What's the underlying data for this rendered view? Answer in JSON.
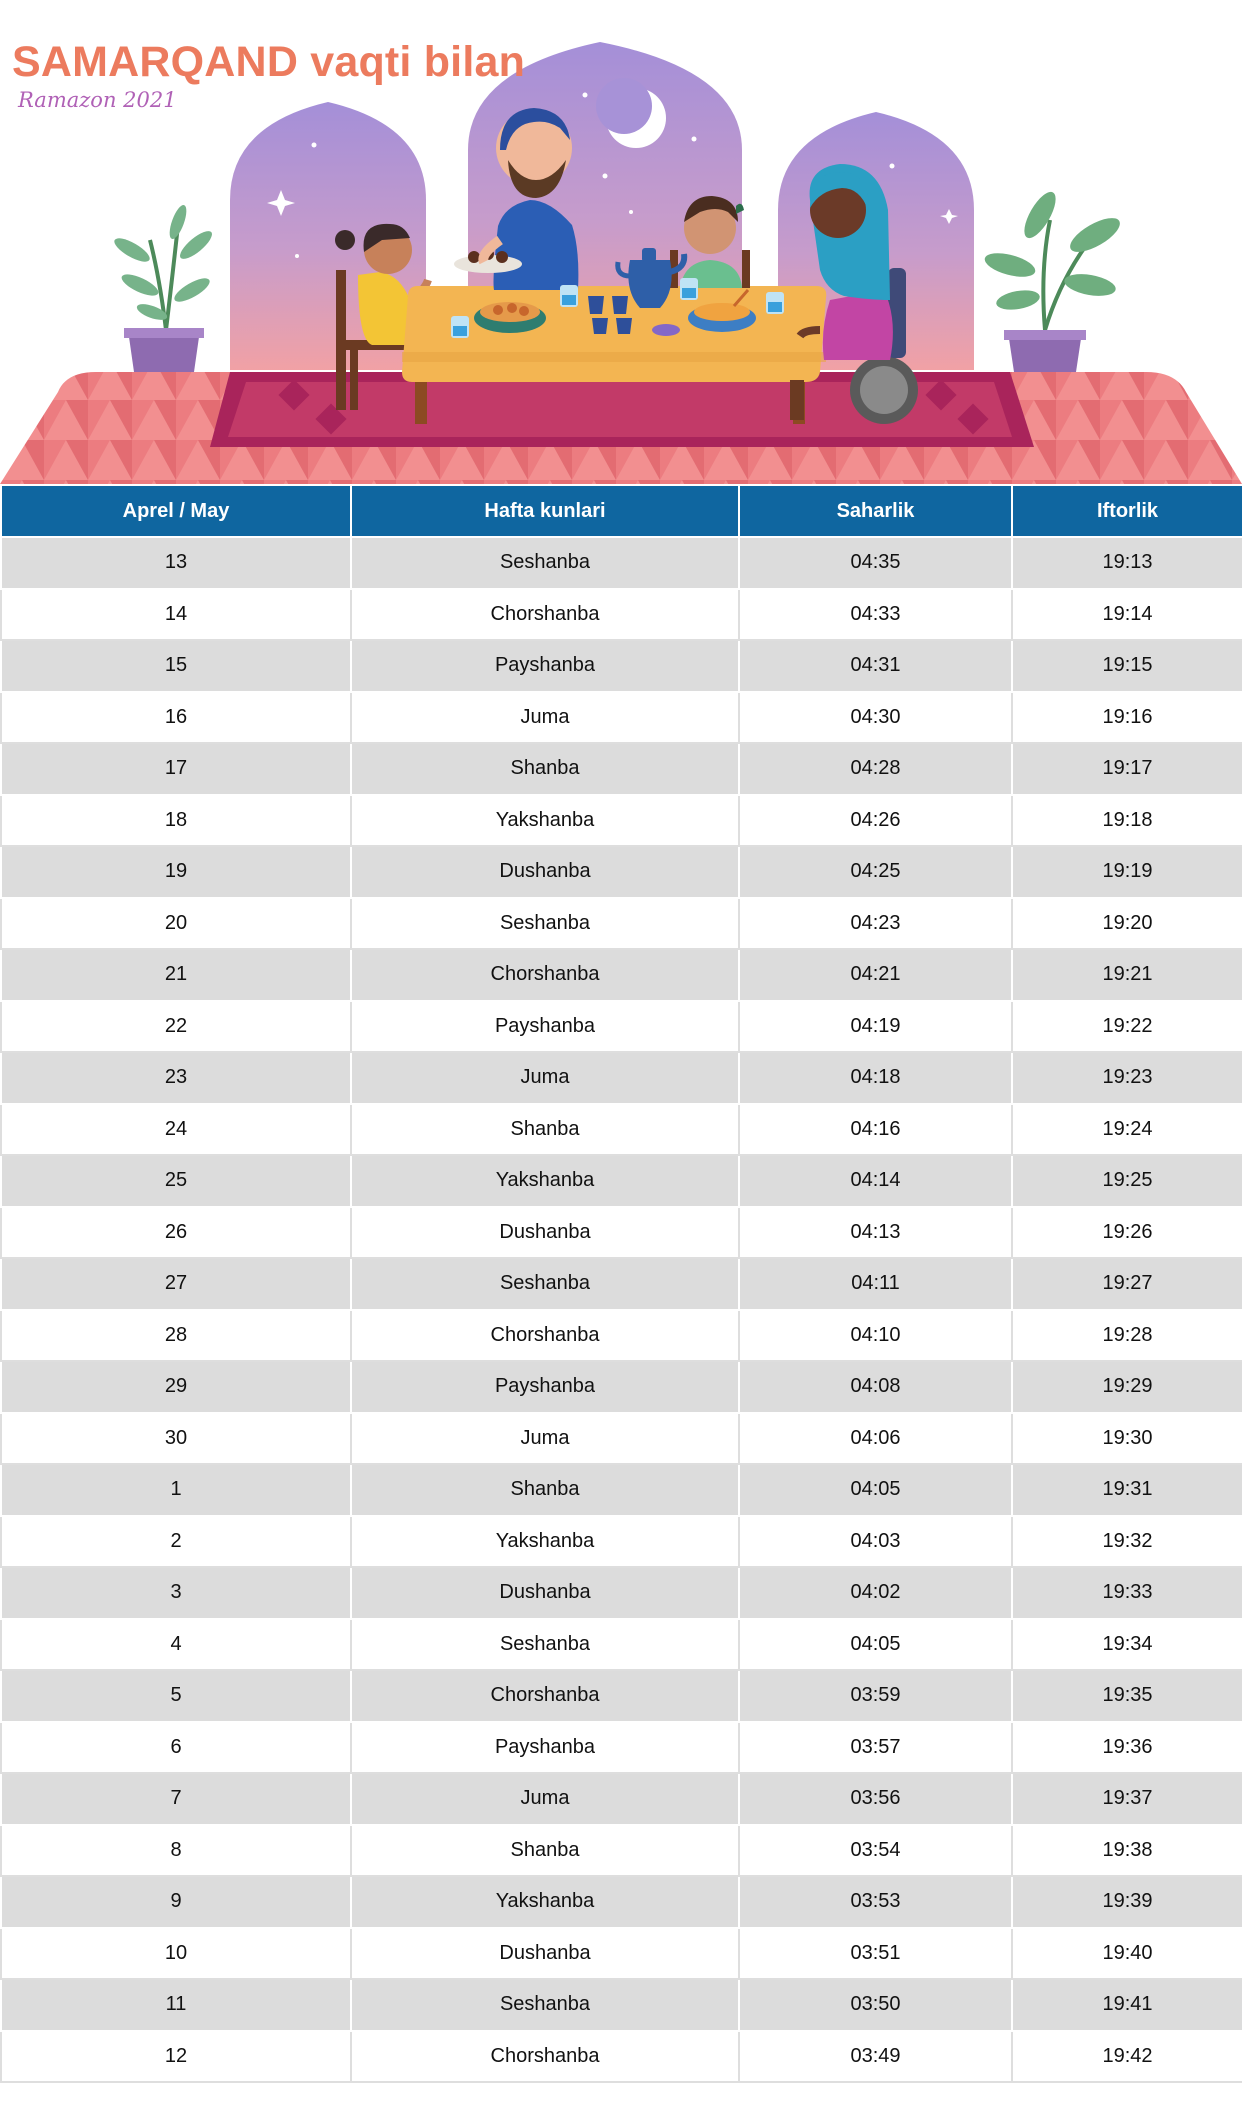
{
  "header": {
    "title": "SAMARQAND vaqti bilan",
    "subtitle": "Ramazon 2021"
  },
  "colors": {
    "title": "#ec7b5e",
    "subtitle": "#b061b6",
    "table_header": "#0f66a0",
    "row_alt": "#dcdcdc",
    "sky_top": "#a48fd8",
    "sky_bottom": "#f1a1a5",
    "rug": "#e97478",
    "table_top": "#f3b552"
  },
  "illustration": {
    "icons": [
      "crescent-moon-icon",
      "star-icon",
      "potted-plant-icon",
      "family-iftar-illustration"
    ]
  },
  "table": {
    "columns": [
      "Aprel / May",
      "Hafta kunlari",
      "Saharlik",
      "Iftorlik"
    ],
    "rows": [
      [
        "13",
        "Seshanba",
        "04:35",
        "19:13"
      ],
      [
        "14",
        "Chorshanba",
        "04:33",
        "19:14"
      ],
      [
        "15",
        "Payshanba",
        "04:31",
        "19:15"
      ],
      [
        "16",
        "Juma",
        "04:30",
        "19:16"
      ],
      [
        "17",
        "Shanba",
        "04:28",
        "19:17"
      ],
      [
        "18",
        "Yakshanba",
        "04:26",
        "19:18"
      ],
      [
        "19",
        "Dushanba",
        "04:25",
        "19:19"
      ],
      [
        "20",
        "Seshanba",
        "04:23",
        "19:20"
      ],
      [
        "21",
        "Chorshanba",
        "04:21",
        "19:21"
      ],
      [
        "22",
        "Payshanba",
        "04:19",
        "19:22"
      ],
      [
        "23",
        "Juma",
        "04:18",
        "19:23"
      ],
      [
        "24",
        "Shanba",
        "04:16",
        "19:24"
      ],
      [
        "25",
        "Yakshanba",
        "04:14",
        "19:25"
      ],
      [
        "26",
        "Dushanba",
        "04:13",
        "19:26"
      ],
      [
        "27",
        "Seshanba",
        "04:11",
        "19:27"
      ],
      [
        "28",
        "Chorshanba",
        "04:10",
        "19:28"
      ],
      [
        "29",
        "Payshanba",
        "04:08",
        "19:29"
      ],
      [
        "30",
        "Juma",
        "04:06",
        "19:30"
      ],
      [
        "1",
        "Shanba",
        "04:05",
        "19:31"
      ],
      [
        "2",
        "Yakshanba",
        "04:03",
        "19:32"
      ],
      [
        "3",
        "Dushanba",
        "04:02",
        "19:33"
      ],
      [
        "4",
        "Seshanba",
        "04:05",
        "19:34"
      ],
      [
        "5",
        "Chorshanba",
        "03:59",
        "19:35"
      ],
      [
        "6",
        "Payshanba",
        "03:57",
        "19:36"
      ],
      [
        "7",
        "Juma",
        "03:56",
        "19:37"
      ],
      [
        "8",
        "Shanba",
        "03:54",
        "19:38"
      ],
      [
        "9",
        "Yakshanba",
        "03:53",
        "19:39"
      ],
      [
        "10",
        "Dushanba",
        "03:51",
        "19:40"
      ],
      [
        "11",
        "Seshanba",
        "03:50",
        "19:41"
      ],
      [
        "12",
        "Chorshanba",
        "03:49",
        "19:42"
      ]
    ]
  }
}
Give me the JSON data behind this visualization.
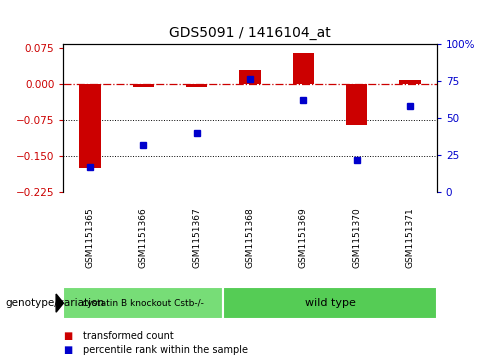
{
  "title": "GDS5091 / 1416104_at",
  "samples": [
    "GSM1151365",
    "GSM1151366",
    "GSM1151367",
    "GSM1151368",
    "GSM1151369",
    "GSM1151370",
    "GSM1151371"
  ],
  "red_bars": [
    -0.175,
    -0.005,
    -0.005,
    0.03,
    0.065,
    -0.085,
    0.01
  ],
  "blue_dots_pct": [
    17,
    32,
    40,
    76,
    62,
    22,
    58
  ],
  "ylim_left": [
    -0.225,
    0.085
  ],
  "ylim_right": [
    0,
    100
  ],
  "yticks_left": [
    0.075,
    0,
    -0.075,
    -0.15,
    -0.225
  ],
  "yticks_right": [
    100,
    75,
    50,
    25,
    0
  ],
  "legend_labels": [
    "transformed count",
    "percentile rank within the sample"
  ],
  "legend_colors": [
    "#cc0000",
    "#0000cc"
  ],
  "genotype_label": "genotype/variation",
  "bar_color": "#cc0000",
  "dot_color": "#0000cc",
  "bg_color": "#ffffff",
  "plot_bg": "#ffffff",
  "group1_count": 3,
  "group_label1": "cystatin B knockout Cstb-/-",
  "group_label2": "wild type",
  "group_color1": "#77dd77",
  "group_color2": "#55cc55",
  "sample_bg": "#c8c8c8",
  "title_fontsize": 10
}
※
SET EXERCISE> Extract all the entries word for word; omit any pictures.

FULL SOLUTION>
What's the underlying data for this rendered view? Answer in JSON.
{
  "header": {
    "title": "SAMARQAND vaqti bilan",
    "subtitle": "Ramazon 2021"
  },
  "colors": {
    "title": "#ec7b5e",
    "subtitle": "#b061b6",
    "table_header": "#0f66a0",
    "row_alt": "#dcdcdc",
    "sky_top": "#a48fd8",
    "sky_bottom": "#f1a1a5",
    "rug": "#e97478",
    "table_top": "#f3b552"
  },
  "illustration": {
    "icons": [
      "crescent-moon-icon",
      "star-icon",
      "potted-plant-icon",
      "family-iftar-illustration"
    ]
  },
  "table": {
    "columns": [
      "Aprel / May",
      "Hafta kunlari",
      "Saharlik",
      "Iftorlik"
    ],
    "rows": [
      [
        "13",
        "Seshanba",
        "04:35",
        "19:13"
      ],
      [
        "14",
        "Chorshanba",
        "04:33",
        "19:14"
      ],
      [
        "15",
        "Payshanba",
        "04:31",
        "19:15"
      ],
      [
        "16",
        "Juma",
        "04:30",
        "19:16"
      ],
      [
        "17",
        "Shanba",
        "04:28",
        "19:17"
      ],
      [
        "18",
        "Yakshanba",
        "04:26",
        "19:18"
      ],
      [
        "19",
        "Dushanba",
        "04:25",
        "19:19"
      ],
      [
        "20",
        "Seshanba",
        "04:23",
        "19:20"
      ],
      [
        "21",
        "Chorshanba",
        "04:21",
        "19:21"
      ],
      [
        "22",
        "Payshanba",
        "04:19",
        "19:22"
      ],
      [
        "23",
        "Juma",
        "04:18",
        "19:23"
      ],
      [
        "24",
        "Shanba",
        "04:16",
        "19:24"
      ],
      [
        "25",
        "Yakshanba",
        "04:14",
        "19:25"
      ],
      [
        "26",
        "Dushanba",
        "04:13",
        "19:26"
      ],
      [
        "27",
        "Seshanba",
        "04:11",
        "19:27"
      ],
      [
        "28",
        "Chorshanba",
        "04:10",
        "19:28"
      ],
      [
        "29",
        "Payshanba",
        "04:08",
        "19:29"
      ],
      [
        "30",
        "Juma",
        "04:06",
        "19:30"
      ],
      [
        "1",
        "Shanba",
        "04:05",
        "19:31"
      ],
      [
        "2",
        "Yakshanba",
        "04:03",
        "19:32"
      ],
      [
        "3",
        "Dushanba",
        "04:02",
        "19:33"
      ],
      [
        "4",
        "Seshanba",
        "04:05",
        "19:34"
      ],
      [
        "5",
        "Chorshanba",
        "03:59",
        "19:35"
      ],
      [
        "6",
        "Payshanba",
        "03:57",
        "19:36"
      ],
      [
        "7",
        "Juma",
        "03:56",
        "19:37"
      ],
      [
        "8",
        "Shanba",
        "03:54",
        "19:38"
      ],
      [
        "9",
        "Yakshanba",
        "03:53",
        "19:39"
      ],
      [
        "10",
        "Dushanba",
        "03:51",
        "19:40"
      ],
      [
        "11",
        "Seshanba",
        "03:50",
        "19:41"
      ],
      [
        "12",
        "Chorshanba",
        "03:49",
        "19:42"
      ]
    ]
  }
}
Give me the JSON data behind this visualization.
{
  "title": "GDS5091 / 1416104_at",
  "samples": [
    "GSM1151365",
    "GSM1151366",
    "GSM1151367",
    "GSM1151368",
    "GSM1151369",
    "GSM1151370",
    "GSM1151371"
  ],
  "red_bars": [
    -0.175,
    -0.005,
    -0.005,
    0.03,
    0.065,
    -0.085,
    0.01
  ],
  "blue_dots_pct": [
    17,
    32,
    40,
    76,
    62,
    22,
    58
  ],
  "ylim_left": [
    -0.225,
    0.085
  ],
  "ylim_right": [
    0,
    100
  ],
  "yticks_left": [
    0.075,
    0,
    -0.075,
    -0.15,
    -0.225
  ],
  "yticks_right": [
    100,
    75,
    50,
    25,
    0
  ],
  "legend_labels": [
    "transformed count",
    "percentile rank within the sample"
  ],
  "legend_colors": [
    "#cc0000",
    "#0000cc"
  ],
  "genotype_label": "genotype/variation",
  "bar_color": "#cc0000",
  "dot_color": "#0000cc",
  "bg_color": "#ffffff",
  "plot_bg": "#ffffff",
  "group1_count": 3,
  "group_label1": "cystatin B knockout Cstb-/-",
  "group_label2": "wild type",
  "group_color1": "#77dd77",
  "group_color2": "#55cc55",
  "sample_bg": "#c8c8c8",
  "title_fontsize": 10
}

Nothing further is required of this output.